= PROVIDED RECORDS =
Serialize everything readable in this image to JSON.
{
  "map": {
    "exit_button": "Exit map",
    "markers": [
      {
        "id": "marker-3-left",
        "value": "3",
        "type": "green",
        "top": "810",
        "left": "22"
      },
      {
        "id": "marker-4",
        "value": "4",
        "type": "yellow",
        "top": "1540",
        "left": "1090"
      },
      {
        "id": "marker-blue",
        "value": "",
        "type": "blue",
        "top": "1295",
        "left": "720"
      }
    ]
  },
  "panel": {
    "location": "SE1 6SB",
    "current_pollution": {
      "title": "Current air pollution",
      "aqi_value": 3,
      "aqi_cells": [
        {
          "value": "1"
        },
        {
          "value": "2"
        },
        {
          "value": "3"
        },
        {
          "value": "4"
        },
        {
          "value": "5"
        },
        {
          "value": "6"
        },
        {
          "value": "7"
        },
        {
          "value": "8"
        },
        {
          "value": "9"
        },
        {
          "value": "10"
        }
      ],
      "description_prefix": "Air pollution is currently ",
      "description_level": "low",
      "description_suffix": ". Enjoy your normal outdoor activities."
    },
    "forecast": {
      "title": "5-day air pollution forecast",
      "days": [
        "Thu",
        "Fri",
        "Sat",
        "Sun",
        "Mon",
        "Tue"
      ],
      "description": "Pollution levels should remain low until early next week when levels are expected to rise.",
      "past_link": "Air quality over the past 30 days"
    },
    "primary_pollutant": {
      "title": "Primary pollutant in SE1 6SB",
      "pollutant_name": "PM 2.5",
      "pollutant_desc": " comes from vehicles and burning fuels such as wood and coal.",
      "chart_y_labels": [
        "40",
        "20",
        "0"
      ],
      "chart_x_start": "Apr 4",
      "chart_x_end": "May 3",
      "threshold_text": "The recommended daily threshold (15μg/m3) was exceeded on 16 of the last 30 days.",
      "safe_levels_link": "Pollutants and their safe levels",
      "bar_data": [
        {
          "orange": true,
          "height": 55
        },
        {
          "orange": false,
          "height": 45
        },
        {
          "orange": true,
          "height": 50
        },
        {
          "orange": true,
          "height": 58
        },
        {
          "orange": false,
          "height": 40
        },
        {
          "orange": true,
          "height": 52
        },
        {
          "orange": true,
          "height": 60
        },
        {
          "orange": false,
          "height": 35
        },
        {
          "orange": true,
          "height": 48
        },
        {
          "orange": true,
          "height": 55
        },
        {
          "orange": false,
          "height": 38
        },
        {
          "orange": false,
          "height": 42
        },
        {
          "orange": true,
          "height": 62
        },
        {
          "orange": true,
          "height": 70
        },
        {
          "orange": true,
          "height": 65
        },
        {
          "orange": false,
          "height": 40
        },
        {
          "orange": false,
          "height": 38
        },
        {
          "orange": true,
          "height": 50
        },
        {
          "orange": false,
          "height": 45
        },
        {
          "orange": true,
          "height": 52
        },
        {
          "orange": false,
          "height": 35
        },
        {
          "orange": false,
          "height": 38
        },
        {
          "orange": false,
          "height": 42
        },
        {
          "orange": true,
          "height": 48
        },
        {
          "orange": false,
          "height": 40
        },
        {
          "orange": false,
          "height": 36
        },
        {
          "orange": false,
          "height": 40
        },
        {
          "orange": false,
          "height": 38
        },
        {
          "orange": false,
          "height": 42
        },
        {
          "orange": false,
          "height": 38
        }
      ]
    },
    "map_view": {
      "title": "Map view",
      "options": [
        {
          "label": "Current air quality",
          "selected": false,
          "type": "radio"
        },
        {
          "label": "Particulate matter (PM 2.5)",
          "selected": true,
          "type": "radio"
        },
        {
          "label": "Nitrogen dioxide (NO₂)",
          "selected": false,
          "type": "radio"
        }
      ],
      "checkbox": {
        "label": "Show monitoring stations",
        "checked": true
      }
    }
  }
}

= EXERCISE TASK =
In the entries above, identify every line with the word "title". Copy those lines.

= SOLUTION TO THE PROBLEM =
      "title": "Current air pollution",
      "title": "5-day air pollution forecast",
      "title": "Primary pollutant in SE1 6SB",
      "title": "Map view",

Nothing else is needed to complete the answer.